## Given records
──────────

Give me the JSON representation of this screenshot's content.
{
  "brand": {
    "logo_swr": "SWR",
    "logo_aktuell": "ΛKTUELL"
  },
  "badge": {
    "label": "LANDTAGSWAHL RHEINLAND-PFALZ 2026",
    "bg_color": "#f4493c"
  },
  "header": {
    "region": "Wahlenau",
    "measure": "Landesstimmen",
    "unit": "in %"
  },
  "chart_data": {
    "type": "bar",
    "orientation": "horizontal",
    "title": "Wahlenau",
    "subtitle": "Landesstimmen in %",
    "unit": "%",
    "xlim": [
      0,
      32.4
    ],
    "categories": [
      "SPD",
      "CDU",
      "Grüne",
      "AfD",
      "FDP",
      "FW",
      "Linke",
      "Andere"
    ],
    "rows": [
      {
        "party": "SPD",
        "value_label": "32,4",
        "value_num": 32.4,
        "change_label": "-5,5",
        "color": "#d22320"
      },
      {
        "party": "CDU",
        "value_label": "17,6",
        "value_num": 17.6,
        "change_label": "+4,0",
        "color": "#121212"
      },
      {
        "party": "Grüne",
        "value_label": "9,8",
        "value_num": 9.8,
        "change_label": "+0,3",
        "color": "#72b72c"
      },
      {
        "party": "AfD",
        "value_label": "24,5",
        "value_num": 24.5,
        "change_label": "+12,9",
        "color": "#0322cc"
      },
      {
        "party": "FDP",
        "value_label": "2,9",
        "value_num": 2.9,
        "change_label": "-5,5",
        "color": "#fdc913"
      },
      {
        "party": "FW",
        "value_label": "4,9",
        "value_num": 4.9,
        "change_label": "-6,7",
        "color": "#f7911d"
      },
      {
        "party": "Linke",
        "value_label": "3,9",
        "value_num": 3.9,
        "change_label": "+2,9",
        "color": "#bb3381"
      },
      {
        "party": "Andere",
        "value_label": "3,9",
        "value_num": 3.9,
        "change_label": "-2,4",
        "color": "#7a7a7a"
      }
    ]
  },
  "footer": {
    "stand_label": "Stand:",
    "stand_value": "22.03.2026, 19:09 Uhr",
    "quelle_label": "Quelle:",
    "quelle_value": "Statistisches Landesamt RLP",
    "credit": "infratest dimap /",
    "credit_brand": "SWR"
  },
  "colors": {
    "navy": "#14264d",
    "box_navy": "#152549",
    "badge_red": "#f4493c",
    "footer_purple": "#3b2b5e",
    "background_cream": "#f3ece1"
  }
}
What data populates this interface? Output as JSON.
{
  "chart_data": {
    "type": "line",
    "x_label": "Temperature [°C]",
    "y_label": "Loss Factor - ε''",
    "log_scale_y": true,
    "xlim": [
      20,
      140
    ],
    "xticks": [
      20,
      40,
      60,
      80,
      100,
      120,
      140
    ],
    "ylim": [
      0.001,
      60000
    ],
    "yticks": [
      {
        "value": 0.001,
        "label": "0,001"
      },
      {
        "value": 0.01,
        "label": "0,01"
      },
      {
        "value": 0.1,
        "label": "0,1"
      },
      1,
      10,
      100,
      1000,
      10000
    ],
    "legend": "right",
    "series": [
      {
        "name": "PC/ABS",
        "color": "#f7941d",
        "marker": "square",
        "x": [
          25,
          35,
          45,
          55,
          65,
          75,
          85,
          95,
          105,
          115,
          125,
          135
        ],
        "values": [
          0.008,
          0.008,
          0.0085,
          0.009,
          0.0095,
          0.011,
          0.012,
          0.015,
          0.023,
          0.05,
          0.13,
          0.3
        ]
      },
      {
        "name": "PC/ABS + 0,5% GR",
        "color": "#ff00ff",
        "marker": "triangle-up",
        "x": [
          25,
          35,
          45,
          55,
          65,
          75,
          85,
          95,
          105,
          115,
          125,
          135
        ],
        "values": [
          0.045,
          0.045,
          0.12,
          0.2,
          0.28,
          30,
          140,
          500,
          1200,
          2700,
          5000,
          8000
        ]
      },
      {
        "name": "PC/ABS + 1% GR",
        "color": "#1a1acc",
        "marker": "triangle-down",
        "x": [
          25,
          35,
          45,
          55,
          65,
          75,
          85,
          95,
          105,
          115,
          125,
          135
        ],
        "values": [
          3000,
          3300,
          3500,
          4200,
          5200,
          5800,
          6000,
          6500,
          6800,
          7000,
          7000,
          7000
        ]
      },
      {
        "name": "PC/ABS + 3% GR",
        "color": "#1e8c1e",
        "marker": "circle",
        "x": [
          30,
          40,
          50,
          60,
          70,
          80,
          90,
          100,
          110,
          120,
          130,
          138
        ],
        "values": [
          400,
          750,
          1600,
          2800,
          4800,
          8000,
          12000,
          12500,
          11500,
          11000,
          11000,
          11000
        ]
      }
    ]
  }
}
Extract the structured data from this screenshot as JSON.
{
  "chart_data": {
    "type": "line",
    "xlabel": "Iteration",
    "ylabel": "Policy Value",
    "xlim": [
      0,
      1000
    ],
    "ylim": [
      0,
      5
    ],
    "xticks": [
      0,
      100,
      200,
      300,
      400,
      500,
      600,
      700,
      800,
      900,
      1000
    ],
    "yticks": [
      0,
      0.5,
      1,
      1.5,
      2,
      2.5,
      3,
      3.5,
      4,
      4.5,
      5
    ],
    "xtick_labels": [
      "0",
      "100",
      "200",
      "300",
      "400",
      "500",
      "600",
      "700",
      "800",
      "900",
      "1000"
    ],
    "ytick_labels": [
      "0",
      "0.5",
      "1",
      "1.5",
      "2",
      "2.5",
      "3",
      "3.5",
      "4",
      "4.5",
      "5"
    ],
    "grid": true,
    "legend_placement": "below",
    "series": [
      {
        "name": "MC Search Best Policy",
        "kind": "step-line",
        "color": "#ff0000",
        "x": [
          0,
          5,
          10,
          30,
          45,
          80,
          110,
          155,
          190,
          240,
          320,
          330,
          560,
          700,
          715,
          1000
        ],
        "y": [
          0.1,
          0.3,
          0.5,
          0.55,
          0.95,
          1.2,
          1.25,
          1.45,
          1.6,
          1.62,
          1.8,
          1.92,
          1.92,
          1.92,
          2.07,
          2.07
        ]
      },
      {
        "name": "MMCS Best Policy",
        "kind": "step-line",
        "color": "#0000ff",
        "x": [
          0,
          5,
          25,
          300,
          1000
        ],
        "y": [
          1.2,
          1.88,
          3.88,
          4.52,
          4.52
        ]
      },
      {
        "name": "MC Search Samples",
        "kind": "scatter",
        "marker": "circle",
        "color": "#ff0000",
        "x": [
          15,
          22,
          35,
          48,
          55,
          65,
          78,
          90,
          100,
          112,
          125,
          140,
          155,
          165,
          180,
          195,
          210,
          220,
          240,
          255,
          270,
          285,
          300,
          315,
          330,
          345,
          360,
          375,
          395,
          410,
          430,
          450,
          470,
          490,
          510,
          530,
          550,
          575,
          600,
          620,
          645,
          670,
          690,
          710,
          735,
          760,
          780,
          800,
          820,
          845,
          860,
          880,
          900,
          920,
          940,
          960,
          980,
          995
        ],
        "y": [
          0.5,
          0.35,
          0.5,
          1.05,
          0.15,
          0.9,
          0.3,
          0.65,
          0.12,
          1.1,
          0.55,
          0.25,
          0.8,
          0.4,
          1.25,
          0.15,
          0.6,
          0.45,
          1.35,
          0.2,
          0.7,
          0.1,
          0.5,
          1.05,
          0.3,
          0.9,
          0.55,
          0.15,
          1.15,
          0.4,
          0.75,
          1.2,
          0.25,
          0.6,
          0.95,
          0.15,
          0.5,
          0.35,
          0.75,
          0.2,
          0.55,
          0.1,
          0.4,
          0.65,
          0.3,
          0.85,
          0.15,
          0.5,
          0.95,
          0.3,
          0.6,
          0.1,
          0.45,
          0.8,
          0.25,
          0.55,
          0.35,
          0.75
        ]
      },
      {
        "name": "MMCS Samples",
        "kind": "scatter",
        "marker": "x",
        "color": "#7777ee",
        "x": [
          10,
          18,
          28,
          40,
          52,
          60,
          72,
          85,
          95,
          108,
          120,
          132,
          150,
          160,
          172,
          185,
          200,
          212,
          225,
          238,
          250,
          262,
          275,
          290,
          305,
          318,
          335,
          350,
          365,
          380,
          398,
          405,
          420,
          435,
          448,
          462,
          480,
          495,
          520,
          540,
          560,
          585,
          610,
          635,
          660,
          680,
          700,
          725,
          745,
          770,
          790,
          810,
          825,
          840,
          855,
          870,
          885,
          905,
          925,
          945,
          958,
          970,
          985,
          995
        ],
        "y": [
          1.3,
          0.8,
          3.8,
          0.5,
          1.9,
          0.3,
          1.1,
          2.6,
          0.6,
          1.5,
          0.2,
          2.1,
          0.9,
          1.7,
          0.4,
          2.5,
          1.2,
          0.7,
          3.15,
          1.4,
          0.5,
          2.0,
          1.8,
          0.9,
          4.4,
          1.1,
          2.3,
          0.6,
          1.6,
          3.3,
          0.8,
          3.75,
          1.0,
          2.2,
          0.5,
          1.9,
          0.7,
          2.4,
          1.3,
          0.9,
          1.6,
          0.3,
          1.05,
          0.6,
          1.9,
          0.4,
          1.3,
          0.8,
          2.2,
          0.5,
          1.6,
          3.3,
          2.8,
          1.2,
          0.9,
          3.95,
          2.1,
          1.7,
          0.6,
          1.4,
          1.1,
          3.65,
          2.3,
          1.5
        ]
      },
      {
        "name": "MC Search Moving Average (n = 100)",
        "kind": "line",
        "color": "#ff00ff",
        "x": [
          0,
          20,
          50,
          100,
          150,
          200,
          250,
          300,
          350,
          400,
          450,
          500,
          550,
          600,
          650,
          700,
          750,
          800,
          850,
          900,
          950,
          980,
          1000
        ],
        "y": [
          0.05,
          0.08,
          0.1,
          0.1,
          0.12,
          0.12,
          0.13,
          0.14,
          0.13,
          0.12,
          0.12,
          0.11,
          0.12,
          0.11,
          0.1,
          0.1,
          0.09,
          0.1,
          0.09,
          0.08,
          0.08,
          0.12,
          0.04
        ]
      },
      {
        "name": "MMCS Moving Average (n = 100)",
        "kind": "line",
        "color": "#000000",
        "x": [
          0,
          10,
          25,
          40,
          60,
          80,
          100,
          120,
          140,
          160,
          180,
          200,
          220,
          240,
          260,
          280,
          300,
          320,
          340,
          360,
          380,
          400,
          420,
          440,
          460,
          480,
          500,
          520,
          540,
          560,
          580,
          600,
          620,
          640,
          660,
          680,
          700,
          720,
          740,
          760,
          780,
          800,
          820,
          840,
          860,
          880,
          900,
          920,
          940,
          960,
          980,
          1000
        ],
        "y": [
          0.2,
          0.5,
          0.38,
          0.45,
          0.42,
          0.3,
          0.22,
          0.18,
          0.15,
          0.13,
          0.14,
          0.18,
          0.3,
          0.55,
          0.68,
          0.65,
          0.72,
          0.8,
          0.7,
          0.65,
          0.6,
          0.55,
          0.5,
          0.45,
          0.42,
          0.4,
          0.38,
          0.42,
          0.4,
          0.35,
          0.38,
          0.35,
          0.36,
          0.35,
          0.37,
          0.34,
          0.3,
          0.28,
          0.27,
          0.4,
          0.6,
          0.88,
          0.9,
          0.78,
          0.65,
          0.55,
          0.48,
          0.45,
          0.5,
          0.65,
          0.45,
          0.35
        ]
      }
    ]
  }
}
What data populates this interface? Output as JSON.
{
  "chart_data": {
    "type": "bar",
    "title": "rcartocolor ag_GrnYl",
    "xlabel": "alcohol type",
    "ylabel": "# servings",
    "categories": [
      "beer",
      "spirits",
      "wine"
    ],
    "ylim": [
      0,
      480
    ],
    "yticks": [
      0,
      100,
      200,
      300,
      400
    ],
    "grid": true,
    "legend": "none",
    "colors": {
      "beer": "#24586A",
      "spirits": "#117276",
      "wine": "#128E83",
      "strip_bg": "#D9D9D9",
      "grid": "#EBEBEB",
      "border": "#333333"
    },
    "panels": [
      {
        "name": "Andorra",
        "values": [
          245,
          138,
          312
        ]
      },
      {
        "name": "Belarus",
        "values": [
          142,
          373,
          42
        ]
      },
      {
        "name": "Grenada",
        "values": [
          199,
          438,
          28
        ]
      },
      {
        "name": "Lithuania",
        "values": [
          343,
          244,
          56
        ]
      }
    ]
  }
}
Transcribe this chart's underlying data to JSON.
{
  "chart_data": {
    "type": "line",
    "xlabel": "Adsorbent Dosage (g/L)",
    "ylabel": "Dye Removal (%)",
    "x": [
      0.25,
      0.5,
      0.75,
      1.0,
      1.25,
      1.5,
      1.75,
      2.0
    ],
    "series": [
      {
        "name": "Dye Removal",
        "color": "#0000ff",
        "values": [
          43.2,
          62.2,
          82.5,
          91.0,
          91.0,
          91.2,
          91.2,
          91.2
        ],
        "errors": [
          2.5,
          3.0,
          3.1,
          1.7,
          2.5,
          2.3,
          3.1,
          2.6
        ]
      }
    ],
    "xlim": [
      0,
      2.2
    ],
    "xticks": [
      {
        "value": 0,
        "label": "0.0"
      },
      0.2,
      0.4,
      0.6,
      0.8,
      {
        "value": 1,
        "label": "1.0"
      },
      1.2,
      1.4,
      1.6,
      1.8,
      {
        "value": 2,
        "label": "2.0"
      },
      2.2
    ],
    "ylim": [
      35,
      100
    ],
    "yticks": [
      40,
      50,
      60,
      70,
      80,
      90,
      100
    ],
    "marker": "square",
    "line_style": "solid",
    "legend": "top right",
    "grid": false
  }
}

──────────

## Description of the task
In the material above, show every line where the word "Policy" turns up.

## Written solution
    "ylabel": "Policy Value",
        "name": "MC Search Best Policy",
        "name": "MMCS Best Policy",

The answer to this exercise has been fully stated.